### Data shown

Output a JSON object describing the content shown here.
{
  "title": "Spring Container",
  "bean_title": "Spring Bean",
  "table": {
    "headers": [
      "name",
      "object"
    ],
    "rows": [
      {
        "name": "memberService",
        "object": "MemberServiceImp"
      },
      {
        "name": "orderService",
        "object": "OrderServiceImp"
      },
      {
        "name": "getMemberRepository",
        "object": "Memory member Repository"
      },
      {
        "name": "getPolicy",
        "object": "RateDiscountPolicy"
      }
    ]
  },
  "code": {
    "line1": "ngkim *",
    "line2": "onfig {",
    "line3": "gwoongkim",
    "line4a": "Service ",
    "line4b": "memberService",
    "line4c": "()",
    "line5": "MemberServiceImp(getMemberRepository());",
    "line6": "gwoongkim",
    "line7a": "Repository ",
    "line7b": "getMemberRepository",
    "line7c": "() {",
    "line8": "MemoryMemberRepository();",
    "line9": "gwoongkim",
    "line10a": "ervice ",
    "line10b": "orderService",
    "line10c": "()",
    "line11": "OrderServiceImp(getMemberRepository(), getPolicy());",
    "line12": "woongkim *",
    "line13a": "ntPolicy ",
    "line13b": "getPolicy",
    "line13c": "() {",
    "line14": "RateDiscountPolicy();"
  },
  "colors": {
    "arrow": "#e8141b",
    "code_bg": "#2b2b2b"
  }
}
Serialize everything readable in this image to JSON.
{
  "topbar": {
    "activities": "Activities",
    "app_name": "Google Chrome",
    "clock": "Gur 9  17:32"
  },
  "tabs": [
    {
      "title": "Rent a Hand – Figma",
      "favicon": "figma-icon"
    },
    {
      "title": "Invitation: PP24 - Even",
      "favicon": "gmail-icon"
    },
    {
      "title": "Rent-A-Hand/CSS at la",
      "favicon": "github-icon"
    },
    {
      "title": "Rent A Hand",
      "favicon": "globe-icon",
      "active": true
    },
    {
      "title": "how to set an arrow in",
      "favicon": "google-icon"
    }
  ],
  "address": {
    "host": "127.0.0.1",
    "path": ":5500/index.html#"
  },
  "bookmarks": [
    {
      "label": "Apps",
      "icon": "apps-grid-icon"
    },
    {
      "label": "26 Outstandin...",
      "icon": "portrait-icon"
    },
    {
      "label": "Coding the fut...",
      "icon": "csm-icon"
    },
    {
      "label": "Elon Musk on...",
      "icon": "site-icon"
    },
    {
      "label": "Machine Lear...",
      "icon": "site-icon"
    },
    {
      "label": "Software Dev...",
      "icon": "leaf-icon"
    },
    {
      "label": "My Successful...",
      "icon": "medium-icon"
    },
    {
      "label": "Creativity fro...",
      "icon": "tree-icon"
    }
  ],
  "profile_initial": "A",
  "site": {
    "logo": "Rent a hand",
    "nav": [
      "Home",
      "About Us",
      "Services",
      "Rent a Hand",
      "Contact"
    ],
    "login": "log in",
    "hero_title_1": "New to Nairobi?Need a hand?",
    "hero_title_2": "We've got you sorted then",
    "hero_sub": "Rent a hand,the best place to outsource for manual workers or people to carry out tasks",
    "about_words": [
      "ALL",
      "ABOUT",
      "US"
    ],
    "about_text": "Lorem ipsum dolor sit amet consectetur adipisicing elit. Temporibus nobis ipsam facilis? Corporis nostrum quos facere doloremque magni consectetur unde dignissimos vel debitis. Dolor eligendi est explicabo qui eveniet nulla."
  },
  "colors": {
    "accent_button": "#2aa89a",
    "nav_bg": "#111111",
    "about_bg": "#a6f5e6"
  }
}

### Challenge
Show each line in the entries that holds the string "JSON".

### Task output
Output a JSON object describing the content shown here.
Serialize everything readable in this image to JSON.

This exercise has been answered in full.